What is being asked — In the entries below, identify every line with the string "circumstances" and copy it.

Records from a data source
## begin

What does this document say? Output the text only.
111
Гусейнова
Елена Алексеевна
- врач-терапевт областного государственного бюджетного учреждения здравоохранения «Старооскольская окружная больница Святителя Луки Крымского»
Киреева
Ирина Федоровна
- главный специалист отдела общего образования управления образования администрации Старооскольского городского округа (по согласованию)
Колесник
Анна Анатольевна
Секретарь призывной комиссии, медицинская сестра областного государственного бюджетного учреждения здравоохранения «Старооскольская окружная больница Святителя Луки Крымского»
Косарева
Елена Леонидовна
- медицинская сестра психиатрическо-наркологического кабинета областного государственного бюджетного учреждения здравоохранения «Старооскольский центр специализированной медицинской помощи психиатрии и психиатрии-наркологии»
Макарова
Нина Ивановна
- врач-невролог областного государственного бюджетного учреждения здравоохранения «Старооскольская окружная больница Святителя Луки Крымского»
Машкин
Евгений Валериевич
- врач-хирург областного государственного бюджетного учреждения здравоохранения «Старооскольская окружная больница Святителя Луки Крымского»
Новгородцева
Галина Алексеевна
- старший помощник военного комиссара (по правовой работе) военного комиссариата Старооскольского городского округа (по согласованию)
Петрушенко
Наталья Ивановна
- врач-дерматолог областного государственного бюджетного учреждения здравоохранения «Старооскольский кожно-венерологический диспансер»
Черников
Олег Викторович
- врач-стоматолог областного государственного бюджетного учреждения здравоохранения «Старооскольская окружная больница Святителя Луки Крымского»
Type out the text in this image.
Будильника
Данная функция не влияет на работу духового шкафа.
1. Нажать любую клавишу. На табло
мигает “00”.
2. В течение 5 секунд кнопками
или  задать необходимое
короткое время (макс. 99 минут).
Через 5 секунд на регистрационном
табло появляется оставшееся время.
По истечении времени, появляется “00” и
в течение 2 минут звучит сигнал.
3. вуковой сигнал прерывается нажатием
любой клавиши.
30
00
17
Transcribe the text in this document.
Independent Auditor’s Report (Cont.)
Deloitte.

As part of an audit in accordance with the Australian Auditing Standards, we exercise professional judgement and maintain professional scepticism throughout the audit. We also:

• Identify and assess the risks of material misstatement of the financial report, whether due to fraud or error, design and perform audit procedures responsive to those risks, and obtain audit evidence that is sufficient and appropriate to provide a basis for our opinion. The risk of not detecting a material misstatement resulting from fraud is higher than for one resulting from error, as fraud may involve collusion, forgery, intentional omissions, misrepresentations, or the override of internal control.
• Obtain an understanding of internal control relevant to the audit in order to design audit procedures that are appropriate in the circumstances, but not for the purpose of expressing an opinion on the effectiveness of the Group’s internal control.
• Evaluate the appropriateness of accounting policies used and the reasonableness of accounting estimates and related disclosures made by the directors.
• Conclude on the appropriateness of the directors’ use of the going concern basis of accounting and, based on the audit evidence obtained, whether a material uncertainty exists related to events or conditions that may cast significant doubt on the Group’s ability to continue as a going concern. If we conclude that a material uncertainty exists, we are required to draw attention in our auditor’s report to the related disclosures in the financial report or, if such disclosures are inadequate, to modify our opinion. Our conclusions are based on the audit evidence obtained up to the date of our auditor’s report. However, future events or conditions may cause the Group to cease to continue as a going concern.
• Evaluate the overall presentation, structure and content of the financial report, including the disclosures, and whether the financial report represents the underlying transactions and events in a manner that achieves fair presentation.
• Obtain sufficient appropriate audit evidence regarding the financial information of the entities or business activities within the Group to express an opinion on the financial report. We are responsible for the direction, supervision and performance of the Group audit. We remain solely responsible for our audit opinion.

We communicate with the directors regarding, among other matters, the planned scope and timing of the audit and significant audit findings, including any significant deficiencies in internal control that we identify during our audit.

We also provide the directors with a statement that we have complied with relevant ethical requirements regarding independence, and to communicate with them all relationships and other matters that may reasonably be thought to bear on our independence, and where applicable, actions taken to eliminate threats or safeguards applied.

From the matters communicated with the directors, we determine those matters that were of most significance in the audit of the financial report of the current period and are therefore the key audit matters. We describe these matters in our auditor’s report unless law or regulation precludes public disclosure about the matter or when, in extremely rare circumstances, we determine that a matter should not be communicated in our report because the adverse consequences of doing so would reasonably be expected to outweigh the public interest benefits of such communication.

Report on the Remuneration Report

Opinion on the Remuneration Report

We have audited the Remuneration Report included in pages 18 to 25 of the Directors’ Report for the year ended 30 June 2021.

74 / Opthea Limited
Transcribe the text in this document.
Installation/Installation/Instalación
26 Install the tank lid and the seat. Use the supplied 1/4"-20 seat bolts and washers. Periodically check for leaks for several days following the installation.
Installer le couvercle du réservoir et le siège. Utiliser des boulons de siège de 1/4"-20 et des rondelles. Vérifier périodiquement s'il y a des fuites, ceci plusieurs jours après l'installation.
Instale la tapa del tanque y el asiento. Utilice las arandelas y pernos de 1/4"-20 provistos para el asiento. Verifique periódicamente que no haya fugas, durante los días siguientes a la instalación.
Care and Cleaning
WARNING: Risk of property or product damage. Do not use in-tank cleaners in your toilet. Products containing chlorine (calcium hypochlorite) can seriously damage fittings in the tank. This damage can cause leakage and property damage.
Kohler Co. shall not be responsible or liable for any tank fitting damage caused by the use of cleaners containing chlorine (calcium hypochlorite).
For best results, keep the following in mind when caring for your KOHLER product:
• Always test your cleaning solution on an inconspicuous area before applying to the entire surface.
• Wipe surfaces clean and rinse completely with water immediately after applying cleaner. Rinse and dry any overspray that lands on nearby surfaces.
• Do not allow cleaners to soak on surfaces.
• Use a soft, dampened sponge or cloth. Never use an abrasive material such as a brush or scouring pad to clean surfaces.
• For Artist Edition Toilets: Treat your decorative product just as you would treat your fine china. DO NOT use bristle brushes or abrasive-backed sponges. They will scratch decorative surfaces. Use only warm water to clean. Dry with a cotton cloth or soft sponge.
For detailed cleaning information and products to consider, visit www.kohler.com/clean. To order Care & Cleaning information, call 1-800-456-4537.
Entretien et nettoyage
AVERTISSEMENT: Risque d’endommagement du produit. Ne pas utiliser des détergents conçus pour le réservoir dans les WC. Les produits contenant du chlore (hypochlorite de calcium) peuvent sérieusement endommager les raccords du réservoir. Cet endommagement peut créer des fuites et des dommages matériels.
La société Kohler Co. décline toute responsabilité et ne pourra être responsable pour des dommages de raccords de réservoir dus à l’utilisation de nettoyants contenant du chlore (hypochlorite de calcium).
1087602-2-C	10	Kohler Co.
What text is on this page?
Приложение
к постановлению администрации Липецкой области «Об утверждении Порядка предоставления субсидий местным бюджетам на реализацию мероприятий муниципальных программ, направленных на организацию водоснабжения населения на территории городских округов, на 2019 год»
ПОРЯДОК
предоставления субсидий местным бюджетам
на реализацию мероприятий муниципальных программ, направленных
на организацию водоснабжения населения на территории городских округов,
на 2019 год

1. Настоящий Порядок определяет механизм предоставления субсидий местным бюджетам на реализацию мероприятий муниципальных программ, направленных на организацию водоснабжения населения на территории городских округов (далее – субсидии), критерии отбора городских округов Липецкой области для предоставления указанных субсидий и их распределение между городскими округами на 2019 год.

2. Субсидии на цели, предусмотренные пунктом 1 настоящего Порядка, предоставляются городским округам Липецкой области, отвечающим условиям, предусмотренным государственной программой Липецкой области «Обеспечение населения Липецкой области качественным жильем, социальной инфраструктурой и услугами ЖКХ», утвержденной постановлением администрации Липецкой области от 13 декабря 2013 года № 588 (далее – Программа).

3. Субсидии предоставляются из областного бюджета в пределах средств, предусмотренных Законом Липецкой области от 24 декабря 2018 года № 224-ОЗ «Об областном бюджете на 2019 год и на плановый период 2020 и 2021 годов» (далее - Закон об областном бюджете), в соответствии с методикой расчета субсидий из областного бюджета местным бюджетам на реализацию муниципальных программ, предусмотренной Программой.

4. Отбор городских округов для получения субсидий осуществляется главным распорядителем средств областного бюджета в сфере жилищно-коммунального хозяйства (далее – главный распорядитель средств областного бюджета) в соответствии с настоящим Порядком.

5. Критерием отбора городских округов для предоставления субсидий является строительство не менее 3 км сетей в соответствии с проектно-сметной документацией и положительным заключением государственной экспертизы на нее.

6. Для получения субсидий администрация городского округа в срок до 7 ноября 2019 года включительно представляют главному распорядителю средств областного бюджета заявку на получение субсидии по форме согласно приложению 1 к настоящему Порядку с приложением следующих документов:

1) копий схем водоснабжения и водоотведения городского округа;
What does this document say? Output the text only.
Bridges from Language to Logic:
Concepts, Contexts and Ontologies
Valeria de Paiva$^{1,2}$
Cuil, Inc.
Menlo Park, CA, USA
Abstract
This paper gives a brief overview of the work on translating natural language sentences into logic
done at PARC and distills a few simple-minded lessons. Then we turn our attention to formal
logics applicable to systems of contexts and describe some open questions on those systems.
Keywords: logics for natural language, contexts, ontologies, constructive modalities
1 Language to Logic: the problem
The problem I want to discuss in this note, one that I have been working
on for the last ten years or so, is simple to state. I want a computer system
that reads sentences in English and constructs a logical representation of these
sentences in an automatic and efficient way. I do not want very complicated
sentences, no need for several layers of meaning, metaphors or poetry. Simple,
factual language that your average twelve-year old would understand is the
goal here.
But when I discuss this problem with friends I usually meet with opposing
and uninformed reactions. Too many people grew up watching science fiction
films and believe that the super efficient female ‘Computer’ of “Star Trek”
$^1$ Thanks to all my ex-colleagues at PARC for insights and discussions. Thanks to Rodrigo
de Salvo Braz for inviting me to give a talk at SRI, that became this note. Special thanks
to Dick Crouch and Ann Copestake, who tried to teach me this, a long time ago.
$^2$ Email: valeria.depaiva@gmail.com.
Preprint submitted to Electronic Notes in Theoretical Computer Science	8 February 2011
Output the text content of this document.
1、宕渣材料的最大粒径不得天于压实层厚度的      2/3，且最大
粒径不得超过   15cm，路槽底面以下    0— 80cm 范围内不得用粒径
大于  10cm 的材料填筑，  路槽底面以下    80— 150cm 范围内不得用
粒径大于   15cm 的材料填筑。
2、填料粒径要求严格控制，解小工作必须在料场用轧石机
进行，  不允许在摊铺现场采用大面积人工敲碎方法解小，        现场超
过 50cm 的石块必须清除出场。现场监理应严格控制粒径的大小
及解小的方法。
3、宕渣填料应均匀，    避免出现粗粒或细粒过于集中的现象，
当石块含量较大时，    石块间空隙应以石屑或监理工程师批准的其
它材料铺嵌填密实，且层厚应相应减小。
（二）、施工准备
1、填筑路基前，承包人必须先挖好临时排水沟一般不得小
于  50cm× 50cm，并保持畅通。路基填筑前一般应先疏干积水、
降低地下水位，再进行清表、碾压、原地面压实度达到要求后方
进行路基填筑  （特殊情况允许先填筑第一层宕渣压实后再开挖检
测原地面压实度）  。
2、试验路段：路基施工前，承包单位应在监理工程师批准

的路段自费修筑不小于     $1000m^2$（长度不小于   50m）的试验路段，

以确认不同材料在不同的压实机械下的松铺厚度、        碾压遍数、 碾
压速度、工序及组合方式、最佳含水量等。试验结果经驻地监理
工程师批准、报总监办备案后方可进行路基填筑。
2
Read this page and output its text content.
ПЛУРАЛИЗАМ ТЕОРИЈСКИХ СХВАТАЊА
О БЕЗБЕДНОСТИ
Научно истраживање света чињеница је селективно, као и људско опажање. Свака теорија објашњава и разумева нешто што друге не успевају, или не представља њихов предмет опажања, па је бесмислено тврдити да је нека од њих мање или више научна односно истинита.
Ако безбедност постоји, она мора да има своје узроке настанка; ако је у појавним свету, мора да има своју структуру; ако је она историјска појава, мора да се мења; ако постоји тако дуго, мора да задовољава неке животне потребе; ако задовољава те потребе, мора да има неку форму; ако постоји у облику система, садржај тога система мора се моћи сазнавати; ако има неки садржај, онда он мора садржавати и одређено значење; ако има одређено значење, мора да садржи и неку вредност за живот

## end

Solution to the problem —
• Obtain an understanding of internal control relevant to the audit in order to design audit procedures that are appropriate in the circumstances, but not for the purpose of expressing an opinion on the effectiveness of the Group’s internal control.
From the matters communicated with the directors, we determine those matters that were of most significance in the audit of the financial report of the current period and are therefore the key audit matters. We describe these matters in our auditor’s report unless law or regulation precludes public disclosure about the matter or when, in extremely rare circumstances, we determine that a matter should not be communicated in our report because the adverse consequences of doing so would reasonably be expected to outweigh the public interest benefits of such communication.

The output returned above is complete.